▶ [EXERCISE]: Extract each line from the entries below that has the string "name" in it.
::::::
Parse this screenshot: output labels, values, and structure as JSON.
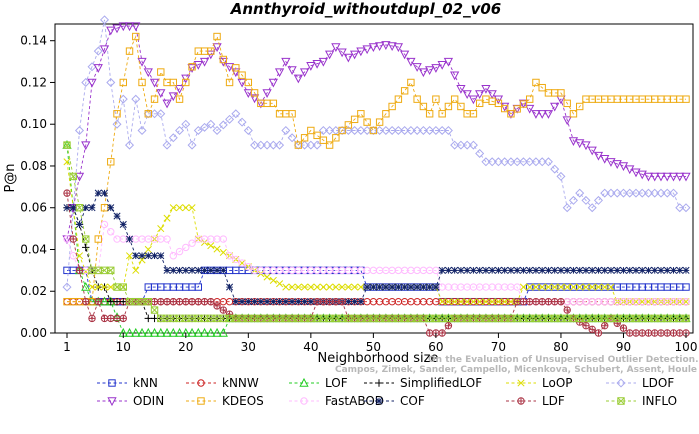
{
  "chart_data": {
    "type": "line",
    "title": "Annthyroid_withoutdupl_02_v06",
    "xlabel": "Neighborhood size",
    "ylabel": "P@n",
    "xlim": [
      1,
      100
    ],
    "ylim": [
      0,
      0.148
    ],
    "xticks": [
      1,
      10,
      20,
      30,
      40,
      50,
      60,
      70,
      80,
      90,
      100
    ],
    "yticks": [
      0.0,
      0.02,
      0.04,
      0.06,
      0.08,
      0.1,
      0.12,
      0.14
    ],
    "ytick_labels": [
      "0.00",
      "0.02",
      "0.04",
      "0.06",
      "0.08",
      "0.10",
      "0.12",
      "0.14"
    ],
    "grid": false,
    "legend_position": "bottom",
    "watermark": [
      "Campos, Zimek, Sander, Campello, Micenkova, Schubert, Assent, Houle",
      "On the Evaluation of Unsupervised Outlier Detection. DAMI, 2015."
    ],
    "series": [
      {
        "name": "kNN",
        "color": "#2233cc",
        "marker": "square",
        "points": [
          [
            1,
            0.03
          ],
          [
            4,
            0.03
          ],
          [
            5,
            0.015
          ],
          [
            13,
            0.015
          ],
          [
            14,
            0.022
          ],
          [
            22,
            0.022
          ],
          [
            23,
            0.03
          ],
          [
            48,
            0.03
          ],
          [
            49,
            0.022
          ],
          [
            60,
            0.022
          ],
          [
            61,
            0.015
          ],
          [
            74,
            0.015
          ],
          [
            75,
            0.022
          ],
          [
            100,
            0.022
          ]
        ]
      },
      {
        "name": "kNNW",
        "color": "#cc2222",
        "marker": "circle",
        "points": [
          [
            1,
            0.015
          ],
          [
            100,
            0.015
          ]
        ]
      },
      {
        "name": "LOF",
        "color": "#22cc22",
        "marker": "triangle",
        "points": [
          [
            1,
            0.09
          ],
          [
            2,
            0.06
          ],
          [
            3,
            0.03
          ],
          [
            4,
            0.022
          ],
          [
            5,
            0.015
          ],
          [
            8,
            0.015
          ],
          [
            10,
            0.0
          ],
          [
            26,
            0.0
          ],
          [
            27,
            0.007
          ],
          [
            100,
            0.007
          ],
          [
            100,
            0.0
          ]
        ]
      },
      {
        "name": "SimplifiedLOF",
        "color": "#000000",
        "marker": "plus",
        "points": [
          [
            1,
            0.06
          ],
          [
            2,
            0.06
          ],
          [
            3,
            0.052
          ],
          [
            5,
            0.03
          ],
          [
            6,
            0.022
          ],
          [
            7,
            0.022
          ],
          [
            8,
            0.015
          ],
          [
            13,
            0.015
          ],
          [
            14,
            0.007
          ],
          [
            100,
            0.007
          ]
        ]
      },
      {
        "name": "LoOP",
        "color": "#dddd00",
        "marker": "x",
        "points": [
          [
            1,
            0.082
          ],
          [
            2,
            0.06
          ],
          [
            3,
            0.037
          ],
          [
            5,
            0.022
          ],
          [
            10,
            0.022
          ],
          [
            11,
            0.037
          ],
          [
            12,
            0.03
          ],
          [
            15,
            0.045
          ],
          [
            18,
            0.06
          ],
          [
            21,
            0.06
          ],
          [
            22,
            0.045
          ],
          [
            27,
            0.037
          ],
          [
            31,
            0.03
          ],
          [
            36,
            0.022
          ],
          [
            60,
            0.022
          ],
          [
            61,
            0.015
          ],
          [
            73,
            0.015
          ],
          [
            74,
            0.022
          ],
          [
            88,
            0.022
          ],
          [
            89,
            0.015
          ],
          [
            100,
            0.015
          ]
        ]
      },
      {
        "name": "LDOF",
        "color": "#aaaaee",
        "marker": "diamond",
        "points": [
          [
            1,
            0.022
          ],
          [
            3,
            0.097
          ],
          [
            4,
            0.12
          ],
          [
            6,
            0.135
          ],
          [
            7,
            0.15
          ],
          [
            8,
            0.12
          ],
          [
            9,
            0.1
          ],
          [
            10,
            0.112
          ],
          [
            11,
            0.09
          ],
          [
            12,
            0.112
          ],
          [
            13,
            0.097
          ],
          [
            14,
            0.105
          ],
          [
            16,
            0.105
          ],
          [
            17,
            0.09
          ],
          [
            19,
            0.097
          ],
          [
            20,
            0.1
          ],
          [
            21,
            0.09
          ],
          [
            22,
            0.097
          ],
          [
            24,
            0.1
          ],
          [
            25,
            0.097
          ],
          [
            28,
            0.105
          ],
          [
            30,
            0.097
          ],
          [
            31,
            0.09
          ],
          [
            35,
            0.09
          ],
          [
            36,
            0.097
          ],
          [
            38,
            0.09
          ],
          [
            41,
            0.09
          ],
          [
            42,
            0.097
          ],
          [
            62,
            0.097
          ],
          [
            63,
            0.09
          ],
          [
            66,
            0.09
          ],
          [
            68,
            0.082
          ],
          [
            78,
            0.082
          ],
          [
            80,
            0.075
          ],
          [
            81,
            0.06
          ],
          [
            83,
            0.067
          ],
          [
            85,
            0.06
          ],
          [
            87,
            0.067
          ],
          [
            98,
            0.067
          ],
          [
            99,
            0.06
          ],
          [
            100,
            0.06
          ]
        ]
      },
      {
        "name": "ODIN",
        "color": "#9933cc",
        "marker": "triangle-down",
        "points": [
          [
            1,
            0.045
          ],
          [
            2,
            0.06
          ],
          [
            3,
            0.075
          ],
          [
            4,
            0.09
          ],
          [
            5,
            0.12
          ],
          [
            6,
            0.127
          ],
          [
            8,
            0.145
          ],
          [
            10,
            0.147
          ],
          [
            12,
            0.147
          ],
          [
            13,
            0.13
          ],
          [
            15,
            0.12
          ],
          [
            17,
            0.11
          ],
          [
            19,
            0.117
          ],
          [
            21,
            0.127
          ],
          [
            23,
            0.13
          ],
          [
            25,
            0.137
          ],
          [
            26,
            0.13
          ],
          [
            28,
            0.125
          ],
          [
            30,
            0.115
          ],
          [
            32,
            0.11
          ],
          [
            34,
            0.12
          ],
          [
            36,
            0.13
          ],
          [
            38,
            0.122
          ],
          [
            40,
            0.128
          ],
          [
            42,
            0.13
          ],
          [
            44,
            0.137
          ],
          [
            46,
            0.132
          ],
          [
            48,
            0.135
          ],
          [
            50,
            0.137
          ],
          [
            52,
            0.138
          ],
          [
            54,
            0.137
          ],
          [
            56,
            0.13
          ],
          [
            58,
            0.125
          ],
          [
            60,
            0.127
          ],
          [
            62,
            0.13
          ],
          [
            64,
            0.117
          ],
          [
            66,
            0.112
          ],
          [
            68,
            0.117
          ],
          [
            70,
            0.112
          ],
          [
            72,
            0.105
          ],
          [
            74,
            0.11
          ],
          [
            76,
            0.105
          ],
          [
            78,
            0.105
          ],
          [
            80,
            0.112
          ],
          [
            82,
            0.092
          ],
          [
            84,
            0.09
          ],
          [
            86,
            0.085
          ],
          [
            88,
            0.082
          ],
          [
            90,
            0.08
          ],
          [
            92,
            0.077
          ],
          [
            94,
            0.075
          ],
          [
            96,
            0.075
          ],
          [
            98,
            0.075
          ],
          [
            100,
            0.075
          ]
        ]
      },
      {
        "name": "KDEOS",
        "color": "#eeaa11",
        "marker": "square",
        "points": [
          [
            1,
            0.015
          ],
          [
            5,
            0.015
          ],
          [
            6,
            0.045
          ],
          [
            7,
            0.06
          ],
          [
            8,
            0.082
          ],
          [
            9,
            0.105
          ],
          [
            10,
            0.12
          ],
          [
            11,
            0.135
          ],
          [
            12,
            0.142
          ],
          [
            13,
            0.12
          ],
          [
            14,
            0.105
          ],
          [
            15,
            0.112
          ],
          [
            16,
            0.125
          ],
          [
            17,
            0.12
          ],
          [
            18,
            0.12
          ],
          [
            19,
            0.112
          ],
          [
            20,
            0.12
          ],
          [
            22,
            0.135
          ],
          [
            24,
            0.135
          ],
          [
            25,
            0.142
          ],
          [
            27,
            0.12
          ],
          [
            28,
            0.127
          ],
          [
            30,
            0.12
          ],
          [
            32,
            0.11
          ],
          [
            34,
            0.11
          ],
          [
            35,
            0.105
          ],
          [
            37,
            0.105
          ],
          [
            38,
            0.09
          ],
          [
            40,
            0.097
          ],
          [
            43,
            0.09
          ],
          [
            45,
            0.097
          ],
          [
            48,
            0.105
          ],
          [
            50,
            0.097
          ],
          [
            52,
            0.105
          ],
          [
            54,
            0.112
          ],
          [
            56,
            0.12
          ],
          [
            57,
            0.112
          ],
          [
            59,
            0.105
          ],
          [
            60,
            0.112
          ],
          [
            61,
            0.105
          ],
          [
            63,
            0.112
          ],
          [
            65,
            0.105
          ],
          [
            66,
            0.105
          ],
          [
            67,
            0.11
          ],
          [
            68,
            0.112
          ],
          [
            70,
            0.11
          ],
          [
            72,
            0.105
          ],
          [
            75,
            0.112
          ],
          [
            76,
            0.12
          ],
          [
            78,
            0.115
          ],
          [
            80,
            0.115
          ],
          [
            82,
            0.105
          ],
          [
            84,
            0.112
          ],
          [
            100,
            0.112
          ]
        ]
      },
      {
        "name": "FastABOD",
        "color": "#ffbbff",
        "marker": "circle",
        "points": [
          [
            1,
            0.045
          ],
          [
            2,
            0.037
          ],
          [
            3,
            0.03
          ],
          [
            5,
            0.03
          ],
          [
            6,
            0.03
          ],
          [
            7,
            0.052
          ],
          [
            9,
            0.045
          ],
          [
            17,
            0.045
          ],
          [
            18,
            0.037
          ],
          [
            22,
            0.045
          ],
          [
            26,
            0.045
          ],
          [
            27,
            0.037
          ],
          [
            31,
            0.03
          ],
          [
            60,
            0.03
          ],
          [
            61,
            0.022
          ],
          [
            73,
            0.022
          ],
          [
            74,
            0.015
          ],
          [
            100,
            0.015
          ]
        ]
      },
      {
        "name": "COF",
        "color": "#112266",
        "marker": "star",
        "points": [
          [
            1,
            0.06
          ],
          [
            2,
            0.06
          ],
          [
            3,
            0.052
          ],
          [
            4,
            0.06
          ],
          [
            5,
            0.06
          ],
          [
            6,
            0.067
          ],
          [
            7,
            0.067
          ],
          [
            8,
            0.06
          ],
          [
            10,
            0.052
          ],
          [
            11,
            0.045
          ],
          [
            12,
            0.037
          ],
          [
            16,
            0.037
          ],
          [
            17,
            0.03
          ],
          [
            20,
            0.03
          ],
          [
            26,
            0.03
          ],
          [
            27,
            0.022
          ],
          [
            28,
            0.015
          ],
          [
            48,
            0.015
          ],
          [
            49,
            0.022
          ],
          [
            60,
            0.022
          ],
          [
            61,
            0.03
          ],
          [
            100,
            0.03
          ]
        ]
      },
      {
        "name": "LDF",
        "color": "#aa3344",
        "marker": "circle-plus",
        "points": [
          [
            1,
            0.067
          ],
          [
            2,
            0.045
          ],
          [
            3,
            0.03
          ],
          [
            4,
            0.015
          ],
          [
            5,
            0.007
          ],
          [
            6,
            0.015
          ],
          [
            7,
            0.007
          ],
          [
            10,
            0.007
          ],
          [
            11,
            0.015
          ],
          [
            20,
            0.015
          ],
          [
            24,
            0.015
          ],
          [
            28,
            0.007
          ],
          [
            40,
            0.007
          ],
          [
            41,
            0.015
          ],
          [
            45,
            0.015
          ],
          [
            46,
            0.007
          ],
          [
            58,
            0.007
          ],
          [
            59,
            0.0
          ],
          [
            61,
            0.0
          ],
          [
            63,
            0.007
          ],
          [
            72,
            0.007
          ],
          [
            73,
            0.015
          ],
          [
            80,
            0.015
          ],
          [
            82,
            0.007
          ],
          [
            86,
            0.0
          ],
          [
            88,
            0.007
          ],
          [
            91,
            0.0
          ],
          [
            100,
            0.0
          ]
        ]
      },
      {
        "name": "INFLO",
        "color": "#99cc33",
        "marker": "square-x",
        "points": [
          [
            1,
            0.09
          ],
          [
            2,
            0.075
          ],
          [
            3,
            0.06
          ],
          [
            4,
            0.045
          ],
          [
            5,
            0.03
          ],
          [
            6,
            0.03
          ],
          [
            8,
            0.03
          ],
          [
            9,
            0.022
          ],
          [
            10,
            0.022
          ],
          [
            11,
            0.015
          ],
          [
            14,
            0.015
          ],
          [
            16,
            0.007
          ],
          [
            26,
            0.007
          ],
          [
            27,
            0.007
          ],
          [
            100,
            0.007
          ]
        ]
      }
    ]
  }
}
::::::
▶ [RESPONSE TO THE EXERCISE]:
        "name": "kNN",
        "name": "kNNW",
        "name": "LOF",
        "name": "SimplifiedLOF",
        "name": "LoOP",
        "name": "LDOF",
        "name": "ODIN",
        "name": "KDEOS",
        "name": "FastABOD",
        "name": "COF",
        "name": "LDF",
        "name": "INFLO",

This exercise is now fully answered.